EXERCISE TASK: Write the material out again in full, word for word. Do not include the pictures.

RECORD LIST:
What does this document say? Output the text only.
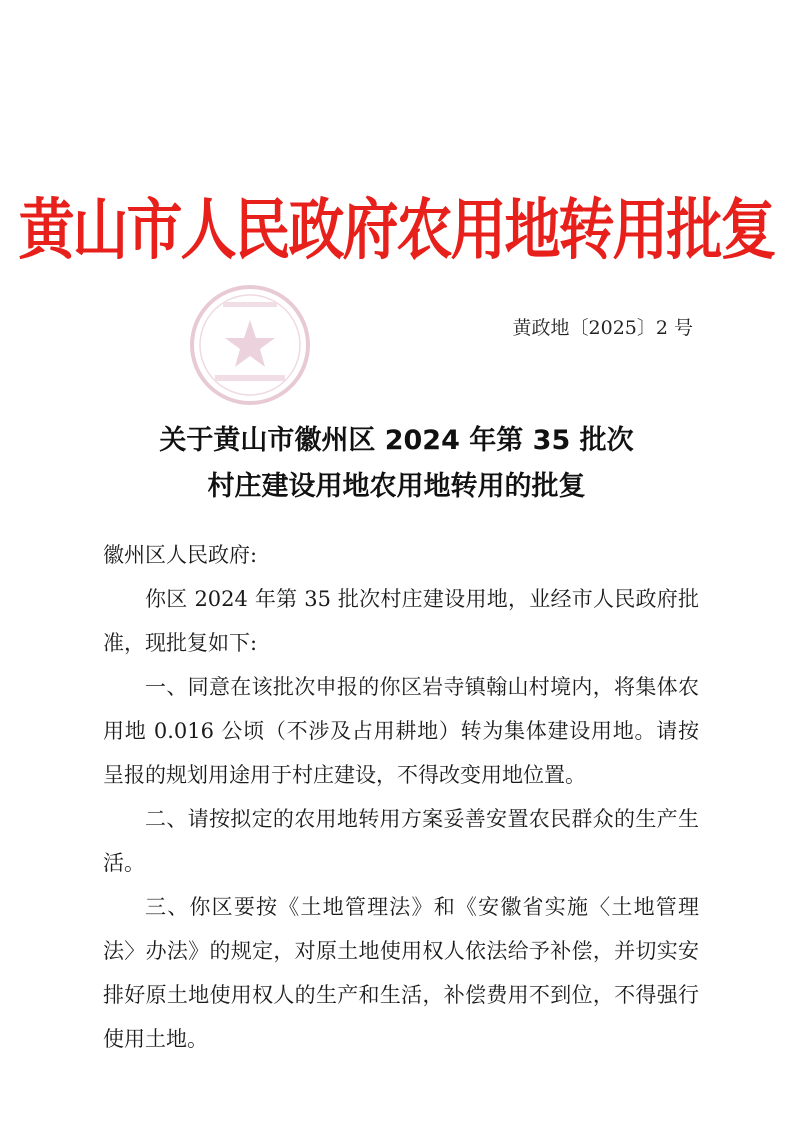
黄山市人民政府农用地转用批复
黄政地〔2025〕2 号
关于黄山市徽州区 2024 年第 35 批次
村庄建设用地农用地转用的批复

徽州区人民政府:

你区 2024 年第 35 批次村庄建设用地，业经市人民政府批准，现批复如下:

一、同意在该批次申报的你区岩寺镇翰山村境内，将集体农用地 0.016 公顷（不涉及占用耕地）转为集体建设用地。请按呈报的规划用途用于村庄建设，不得改变用地位置。

二、请按拟定的农用地转用方案妥善安置农民群众的生产生活。

三、你区要按《土地管理法》和《安徽省实施〈土地管理法〉办法》的规定，对原土地使用权人依法给予补偿，并切实安排好原土地使用权人的生产和生活，补偿费用不到位，不得强行使用土地。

EXPECTED ANSWER:
What does this document say? Output the text only.
黄山市人民政府农用地转用批复
黄政地〔2025〕2 号
关于黄山市徽州区 2024 年第 35 批次
村庄建设用地农用地转用的批复

徽州区人民政府:

你区 2024 年第 35 批次村庄建设用地，业经市人民政府批准，现批复如下:

一、同意在该批次申报的你区岩寺镇翰山村境内，将集体农用地 0.016 公顷（不涉及占用耕地）转为集体建设用地。请按呈报的规划用途用于村庄建设，不得改变用地位置。

二、请按拟定的农用地转用方案妥善安置农民群众的生产生活。

三、你区要按《土地管理法》和《安徽省实施〈土地管理法〉办法》的规定，对原土地使用权人依法给予补偿，并切实安排好原土地使用权人的生产和生活，补偿费用不到位，不得强行使用土地。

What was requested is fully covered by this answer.